__The problem__
Look through the lines and report how many include the word "toppings", giving nothing but the number.

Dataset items

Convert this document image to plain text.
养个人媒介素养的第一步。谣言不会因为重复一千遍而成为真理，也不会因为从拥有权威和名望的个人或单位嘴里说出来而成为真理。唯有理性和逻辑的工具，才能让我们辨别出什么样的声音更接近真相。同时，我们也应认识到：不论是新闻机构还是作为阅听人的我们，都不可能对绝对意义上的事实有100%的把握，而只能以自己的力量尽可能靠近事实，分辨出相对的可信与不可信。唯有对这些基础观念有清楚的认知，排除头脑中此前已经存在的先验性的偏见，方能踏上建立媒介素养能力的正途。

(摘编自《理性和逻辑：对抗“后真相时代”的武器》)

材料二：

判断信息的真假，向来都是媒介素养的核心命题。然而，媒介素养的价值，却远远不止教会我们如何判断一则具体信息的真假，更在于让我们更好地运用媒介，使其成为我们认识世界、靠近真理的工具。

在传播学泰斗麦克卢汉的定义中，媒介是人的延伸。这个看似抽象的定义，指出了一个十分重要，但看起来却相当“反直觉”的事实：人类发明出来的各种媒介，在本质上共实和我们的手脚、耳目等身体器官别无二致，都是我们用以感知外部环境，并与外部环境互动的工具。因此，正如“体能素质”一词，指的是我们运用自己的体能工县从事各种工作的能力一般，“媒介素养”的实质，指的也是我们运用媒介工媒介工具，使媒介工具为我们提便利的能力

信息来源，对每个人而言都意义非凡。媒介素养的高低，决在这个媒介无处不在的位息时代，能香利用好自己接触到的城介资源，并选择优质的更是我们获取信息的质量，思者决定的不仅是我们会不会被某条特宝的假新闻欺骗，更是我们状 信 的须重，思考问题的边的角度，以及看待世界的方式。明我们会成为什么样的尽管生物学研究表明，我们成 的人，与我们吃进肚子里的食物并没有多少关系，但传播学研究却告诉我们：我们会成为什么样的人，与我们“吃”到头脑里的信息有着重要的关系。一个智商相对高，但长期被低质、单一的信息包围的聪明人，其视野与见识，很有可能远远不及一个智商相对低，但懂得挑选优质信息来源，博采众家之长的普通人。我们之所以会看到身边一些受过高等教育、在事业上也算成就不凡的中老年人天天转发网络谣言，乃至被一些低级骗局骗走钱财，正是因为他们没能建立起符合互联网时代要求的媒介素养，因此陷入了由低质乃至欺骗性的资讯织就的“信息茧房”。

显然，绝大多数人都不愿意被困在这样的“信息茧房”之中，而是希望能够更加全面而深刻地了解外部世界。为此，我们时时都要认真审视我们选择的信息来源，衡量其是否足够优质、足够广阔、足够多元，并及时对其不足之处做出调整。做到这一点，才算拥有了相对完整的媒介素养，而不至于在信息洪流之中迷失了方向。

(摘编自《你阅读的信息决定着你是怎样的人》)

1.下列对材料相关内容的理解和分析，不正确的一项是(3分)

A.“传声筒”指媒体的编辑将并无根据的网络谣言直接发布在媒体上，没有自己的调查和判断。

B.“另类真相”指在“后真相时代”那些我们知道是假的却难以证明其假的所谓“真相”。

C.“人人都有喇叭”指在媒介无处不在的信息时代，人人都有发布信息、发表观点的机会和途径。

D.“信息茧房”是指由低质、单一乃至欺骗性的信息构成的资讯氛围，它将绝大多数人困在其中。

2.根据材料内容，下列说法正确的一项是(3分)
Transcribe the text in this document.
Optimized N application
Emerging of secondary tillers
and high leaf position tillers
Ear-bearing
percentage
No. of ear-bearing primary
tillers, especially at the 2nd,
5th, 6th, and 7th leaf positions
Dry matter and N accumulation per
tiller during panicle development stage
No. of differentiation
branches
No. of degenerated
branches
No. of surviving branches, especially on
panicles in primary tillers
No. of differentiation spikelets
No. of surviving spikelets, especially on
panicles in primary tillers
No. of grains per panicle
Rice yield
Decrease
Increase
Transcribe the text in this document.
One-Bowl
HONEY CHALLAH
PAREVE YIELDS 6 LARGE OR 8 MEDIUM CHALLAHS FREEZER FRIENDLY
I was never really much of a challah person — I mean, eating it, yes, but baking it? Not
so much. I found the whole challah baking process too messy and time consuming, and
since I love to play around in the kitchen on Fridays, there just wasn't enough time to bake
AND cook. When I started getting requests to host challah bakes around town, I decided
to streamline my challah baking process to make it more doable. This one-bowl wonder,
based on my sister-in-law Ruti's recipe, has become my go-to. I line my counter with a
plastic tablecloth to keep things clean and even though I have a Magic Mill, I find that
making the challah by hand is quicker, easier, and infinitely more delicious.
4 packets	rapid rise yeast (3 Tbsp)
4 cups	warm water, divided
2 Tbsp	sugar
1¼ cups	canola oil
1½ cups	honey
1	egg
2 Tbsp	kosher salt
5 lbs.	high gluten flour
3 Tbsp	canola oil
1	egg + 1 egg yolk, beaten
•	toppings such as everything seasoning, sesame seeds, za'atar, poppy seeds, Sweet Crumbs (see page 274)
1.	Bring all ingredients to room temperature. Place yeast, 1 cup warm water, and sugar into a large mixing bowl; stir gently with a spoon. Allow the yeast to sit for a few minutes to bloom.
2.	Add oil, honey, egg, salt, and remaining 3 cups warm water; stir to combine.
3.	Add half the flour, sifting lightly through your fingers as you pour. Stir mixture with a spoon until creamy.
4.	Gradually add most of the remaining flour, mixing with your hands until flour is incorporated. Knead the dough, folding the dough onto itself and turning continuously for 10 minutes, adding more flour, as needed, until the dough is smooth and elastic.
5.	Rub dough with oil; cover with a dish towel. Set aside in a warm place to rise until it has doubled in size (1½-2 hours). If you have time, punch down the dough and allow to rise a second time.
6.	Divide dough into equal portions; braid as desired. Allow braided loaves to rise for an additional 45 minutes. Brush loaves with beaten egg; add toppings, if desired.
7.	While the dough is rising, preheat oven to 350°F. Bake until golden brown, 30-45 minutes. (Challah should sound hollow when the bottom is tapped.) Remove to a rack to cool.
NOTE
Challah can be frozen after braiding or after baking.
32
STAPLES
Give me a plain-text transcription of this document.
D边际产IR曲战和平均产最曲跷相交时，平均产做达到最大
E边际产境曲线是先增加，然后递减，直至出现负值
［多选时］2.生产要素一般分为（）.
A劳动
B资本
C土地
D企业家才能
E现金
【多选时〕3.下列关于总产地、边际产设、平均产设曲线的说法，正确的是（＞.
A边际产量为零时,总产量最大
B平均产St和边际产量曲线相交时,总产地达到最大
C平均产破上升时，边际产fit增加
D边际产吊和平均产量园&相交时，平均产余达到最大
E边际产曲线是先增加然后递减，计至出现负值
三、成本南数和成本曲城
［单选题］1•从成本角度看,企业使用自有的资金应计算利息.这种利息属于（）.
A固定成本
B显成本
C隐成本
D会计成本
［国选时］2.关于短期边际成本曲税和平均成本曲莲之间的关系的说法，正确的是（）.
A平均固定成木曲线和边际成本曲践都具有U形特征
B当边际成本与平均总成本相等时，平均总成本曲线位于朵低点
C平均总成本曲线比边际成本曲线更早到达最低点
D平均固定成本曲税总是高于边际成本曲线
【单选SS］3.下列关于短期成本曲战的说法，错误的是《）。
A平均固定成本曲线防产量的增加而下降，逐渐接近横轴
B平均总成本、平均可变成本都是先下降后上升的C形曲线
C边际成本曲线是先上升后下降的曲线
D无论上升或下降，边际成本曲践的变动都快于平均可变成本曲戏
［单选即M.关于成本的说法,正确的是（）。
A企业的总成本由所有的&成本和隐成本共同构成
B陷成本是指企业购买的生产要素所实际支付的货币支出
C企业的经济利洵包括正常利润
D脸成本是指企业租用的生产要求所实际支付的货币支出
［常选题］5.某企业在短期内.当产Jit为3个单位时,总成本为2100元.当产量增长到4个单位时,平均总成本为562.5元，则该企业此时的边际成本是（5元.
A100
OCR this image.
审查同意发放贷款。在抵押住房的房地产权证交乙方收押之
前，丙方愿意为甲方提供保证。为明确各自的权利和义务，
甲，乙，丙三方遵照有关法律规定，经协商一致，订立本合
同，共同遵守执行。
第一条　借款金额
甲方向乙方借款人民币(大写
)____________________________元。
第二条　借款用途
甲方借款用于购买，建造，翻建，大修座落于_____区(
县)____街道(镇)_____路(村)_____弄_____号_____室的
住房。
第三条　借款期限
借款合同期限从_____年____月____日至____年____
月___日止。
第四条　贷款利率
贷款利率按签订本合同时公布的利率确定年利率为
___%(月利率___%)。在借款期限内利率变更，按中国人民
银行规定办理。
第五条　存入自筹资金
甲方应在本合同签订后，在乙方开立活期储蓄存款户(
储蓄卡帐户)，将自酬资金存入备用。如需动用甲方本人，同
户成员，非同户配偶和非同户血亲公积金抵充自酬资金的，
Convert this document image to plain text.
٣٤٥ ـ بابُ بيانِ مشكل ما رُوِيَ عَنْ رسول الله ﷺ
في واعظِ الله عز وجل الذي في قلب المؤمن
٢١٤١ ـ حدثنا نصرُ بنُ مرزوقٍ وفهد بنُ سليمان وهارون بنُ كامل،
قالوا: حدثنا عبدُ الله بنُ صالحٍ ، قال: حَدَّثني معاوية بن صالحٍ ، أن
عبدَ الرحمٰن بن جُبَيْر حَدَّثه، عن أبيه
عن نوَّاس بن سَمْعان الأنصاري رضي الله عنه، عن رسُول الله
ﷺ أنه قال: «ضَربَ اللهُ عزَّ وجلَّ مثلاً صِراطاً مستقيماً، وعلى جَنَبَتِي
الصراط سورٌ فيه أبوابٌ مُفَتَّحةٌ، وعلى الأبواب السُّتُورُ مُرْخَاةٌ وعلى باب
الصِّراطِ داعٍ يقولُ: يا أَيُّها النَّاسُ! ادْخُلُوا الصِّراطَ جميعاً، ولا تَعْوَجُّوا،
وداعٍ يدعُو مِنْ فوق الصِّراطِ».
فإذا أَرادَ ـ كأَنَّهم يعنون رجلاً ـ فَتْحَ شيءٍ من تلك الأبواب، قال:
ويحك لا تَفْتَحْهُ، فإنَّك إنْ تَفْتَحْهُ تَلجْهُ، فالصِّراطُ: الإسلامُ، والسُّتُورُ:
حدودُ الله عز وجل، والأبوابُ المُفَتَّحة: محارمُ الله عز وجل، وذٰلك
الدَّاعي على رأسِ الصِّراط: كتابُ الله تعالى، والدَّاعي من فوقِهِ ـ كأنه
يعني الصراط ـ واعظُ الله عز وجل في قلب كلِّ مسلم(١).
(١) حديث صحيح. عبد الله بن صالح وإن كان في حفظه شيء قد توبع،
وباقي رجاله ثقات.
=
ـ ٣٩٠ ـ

__Result of the exercise__
2